┌─ DATA ROWS

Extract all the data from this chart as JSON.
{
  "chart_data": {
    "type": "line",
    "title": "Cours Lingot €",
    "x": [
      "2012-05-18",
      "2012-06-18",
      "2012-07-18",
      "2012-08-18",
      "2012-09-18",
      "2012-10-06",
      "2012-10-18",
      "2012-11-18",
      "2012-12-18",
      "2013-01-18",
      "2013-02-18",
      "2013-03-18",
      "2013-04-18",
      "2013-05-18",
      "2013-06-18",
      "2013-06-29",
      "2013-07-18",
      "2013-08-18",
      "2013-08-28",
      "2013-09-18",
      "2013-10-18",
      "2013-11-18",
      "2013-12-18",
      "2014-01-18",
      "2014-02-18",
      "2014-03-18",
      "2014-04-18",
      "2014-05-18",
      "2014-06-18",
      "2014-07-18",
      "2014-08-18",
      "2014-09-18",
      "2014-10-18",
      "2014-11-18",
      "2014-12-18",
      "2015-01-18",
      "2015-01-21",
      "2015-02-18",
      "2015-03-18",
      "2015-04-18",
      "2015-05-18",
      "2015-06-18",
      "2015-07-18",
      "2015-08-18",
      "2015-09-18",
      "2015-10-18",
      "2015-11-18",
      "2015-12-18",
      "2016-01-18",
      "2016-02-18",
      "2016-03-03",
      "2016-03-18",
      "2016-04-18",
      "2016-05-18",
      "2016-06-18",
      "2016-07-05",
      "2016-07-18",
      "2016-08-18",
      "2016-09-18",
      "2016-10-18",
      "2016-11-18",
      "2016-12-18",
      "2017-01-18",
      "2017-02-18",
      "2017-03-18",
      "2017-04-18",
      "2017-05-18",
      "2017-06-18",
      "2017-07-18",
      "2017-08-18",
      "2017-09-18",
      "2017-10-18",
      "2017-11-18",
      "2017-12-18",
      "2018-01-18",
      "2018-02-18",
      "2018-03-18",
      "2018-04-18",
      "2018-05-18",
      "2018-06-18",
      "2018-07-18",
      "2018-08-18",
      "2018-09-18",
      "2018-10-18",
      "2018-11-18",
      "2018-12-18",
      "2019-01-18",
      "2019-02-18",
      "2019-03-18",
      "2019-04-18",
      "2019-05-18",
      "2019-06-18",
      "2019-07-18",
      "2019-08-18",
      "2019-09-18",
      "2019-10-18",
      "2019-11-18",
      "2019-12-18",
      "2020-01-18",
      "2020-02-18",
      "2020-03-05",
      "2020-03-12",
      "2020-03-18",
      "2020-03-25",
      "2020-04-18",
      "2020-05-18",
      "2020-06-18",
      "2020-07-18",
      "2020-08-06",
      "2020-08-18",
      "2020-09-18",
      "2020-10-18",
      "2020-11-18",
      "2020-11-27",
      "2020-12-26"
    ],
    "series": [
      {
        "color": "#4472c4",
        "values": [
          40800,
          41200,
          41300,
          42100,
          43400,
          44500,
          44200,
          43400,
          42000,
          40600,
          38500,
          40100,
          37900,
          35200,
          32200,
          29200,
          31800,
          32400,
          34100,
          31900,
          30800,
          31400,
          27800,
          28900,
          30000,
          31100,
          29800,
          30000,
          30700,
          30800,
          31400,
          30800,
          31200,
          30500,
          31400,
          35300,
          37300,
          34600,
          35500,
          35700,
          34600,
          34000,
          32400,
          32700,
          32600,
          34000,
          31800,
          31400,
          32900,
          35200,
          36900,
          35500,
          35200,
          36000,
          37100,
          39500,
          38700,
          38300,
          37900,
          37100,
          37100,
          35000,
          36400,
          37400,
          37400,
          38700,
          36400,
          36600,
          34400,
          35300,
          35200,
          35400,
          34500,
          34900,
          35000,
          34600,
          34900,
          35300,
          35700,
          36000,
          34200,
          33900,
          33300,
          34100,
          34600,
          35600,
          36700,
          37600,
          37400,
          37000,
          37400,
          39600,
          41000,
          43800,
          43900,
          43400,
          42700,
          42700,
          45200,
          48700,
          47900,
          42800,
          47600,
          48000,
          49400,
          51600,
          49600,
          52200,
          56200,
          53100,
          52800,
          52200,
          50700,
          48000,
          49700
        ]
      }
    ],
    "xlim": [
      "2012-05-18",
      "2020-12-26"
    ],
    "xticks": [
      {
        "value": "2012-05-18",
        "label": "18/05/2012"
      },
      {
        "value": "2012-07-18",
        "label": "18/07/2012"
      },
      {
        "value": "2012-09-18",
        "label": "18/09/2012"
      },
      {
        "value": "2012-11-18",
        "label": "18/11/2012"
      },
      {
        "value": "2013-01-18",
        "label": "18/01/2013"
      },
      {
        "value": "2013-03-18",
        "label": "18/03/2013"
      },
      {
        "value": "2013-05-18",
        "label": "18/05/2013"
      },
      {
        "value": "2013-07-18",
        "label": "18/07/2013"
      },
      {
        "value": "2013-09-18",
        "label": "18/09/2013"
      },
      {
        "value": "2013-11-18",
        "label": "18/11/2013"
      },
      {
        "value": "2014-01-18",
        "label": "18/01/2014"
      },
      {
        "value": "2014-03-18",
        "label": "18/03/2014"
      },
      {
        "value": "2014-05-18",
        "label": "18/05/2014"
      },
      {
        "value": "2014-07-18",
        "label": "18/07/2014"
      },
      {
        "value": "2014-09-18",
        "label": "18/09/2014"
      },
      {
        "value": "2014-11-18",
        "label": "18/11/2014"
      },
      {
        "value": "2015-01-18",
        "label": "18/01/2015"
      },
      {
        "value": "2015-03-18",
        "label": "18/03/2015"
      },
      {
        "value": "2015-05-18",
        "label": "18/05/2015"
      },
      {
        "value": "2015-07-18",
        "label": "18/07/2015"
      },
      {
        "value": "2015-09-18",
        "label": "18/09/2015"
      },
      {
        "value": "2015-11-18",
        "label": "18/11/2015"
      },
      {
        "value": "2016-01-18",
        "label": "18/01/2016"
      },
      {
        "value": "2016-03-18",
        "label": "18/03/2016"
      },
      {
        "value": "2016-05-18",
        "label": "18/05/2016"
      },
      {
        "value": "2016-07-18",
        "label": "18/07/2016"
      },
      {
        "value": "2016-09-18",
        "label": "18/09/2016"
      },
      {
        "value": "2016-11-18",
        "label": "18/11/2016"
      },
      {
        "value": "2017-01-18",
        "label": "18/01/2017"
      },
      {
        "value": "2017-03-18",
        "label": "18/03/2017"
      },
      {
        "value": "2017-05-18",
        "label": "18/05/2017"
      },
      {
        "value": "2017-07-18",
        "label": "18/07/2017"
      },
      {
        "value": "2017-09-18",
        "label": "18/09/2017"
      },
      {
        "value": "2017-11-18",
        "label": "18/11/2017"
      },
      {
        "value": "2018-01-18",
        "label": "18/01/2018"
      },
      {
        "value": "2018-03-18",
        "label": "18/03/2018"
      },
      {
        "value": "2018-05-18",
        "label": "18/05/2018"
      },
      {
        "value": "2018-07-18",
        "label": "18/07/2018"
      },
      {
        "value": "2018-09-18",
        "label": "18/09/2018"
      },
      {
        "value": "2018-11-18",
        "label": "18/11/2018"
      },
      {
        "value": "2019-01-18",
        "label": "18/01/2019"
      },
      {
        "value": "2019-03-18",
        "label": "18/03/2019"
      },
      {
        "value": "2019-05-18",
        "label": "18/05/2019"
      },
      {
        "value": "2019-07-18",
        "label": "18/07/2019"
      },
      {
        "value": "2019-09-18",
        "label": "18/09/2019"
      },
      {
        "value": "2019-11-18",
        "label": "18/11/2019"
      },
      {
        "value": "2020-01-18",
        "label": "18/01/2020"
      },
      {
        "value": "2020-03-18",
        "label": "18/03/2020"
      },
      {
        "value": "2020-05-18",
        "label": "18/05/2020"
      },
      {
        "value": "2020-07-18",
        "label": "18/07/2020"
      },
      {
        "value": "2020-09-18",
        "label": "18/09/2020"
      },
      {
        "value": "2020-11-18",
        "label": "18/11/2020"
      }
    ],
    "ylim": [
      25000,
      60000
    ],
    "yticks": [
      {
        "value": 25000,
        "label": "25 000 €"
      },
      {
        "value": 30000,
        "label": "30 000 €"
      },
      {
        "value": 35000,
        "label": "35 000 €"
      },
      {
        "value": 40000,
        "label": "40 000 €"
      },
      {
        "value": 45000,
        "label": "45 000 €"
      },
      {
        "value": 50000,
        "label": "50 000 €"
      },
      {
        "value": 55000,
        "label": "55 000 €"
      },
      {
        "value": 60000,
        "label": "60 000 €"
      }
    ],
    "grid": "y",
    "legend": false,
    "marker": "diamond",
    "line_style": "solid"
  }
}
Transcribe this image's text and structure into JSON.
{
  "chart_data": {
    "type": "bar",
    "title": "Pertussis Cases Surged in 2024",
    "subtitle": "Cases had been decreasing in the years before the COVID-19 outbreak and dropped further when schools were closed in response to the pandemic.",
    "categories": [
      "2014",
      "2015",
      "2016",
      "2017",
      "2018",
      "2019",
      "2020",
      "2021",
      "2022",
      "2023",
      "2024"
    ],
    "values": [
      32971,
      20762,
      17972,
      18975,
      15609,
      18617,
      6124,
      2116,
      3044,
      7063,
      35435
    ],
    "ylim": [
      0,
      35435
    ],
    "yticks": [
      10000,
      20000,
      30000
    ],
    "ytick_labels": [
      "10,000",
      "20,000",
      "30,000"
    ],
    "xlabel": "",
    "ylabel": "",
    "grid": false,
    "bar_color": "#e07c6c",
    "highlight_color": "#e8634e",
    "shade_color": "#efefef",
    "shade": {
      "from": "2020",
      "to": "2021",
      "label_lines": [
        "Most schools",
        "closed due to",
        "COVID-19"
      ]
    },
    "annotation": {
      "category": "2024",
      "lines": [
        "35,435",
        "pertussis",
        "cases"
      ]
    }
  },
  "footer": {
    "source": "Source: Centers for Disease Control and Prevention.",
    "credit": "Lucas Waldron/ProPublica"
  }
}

└─

| TASK BRIEF |
Write the lines out exactly, from the one with "Transcribe this image's" down to the last line of the listing, and leave out all others.

| FULL OUTPUT |
Transcribe this image's text and structure into JSON.
{
  "chart_data": {
    "type": "bar",
    "title": "Pertussis Cases Surged in 2024",
    "subtitle": "Cases had been decreasing in the years before the COVID-19 outbreak and dropped further when schools were closed in response to the pandemic.",
    "categories": [
      "2014",
      "2015",
      "2016",
      "2017",
      "2018",
      "2019",
      "2020",
      "2021",
      "2022",
      "2023",
      "2024"
    ],
    "values": [
      32971,
      20762,
      17972,
      18975,
      15609,
      18617,
      6124,
      2116,
      3044,
      7063,
      35435
    ],
    "ylim": [
      0,
      35435
    ],
    "yticks": [
      10000,
      20000,
      30000
    ],
    "ytick_labels": [
      "10,000",
      "20,000",
      "30,000"
    ],
    "xlabel": "",
    "ylabel": "",
    "grid": false,
    "bar_color": "#e07c6c",
    "highlight_color": "#e8634e",
    "shade_color": "#efefef",
    "shade": {
      "from": "2020",
      "to": "2021",
      "label_lines": [
        "Most schools",
        "closed due to",
        "COVID-19"
      ]
    },
    "annotation": {
      "category": "2024",
      "lines": [
        "35,435",
        "pertussis",
        "cases"
      ]
    }
  },
  "footer": {
    "source": "Source: Centers for Disease Control and Prevention.",
    "credit": "Lucas Waldron/ProPublica"
  }
}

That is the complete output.